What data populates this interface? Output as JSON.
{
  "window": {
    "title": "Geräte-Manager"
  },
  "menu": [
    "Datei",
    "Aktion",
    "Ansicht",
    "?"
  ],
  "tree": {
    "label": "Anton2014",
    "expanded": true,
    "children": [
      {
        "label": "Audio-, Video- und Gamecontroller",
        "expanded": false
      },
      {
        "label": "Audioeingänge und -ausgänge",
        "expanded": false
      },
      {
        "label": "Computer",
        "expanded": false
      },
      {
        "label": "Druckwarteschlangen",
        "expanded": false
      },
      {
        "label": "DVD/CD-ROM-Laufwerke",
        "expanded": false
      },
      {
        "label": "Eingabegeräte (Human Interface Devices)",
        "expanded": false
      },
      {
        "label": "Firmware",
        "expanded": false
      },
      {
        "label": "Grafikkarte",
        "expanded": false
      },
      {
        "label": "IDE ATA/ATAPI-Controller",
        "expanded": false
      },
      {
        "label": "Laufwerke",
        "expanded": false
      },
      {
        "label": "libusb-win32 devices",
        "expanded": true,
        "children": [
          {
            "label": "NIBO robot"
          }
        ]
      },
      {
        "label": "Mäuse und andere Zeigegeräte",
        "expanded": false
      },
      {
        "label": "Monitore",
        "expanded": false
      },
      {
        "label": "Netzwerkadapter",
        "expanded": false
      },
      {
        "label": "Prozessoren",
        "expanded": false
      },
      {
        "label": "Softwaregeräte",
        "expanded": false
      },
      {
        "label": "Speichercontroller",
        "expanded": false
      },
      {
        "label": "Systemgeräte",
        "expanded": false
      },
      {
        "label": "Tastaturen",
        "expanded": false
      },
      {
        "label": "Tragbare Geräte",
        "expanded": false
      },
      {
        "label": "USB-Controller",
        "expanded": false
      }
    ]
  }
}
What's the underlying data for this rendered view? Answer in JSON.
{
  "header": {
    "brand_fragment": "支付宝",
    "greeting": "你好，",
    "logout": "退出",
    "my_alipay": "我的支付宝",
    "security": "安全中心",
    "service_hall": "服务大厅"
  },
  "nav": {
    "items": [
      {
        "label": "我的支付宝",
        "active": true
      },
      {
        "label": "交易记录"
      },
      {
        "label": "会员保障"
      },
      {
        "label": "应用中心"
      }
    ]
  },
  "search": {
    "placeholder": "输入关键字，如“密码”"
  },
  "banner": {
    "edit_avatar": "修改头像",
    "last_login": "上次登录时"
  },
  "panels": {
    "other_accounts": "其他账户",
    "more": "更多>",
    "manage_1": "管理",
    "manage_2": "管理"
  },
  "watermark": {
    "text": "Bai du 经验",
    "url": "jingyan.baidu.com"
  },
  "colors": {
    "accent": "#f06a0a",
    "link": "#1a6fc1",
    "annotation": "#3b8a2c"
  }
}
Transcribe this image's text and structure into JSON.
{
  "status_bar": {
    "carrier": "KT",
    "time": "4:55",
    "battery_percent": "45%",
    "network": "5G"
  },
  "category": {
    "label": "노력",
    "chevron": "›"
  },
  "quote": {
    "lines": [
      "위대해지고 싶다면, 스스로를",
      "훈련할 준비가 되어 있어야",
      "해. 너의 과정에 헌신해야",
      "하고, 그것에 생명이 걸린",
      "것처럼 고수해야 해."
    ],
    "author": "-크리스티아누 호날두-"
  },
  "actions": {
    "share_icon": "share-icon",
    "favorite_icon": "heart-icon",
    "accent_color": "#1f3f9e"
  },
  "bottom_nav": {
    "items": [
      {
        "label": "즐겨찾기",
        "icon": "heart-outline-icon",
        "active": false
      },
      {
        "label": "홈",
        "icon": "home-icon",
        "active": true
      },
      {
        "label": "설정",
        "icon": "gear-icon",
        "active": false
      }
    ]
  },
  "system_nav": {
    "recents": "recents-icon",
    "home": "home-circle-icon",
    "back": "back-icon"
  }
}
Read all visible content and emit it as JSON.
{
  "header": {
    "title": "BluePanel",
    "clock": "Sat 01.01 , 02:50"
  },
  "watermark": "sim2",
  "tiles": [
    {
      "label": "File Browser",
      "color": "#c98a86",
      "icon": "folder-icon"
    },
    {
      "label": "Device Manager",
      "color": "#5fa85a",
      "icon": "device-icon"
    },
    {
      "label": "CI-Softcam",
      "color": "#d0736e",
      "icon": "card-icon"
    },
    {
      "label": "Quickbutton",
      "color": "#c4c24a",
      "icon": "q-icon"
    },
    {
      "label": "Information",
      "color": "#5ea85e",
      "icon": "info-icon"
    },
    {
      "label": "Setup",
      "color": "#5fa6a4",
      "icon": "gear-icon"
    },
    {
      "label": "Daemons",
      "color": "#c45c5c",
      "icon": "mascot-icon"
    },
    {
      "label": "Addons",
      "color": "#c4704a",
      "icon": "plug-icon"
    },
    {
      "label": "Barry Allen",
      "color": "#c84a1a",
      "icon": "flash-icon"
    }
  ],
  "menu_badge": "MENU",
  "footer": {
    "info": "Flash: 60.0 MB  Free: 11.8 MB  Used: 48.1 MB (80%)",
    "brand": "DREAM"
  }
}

══════════

▶ PROBLEM STATEMENT:
Using the listing above, state the number of lines that hold "What", with no other text.

▶ RESPONSE TO THE TASK:
2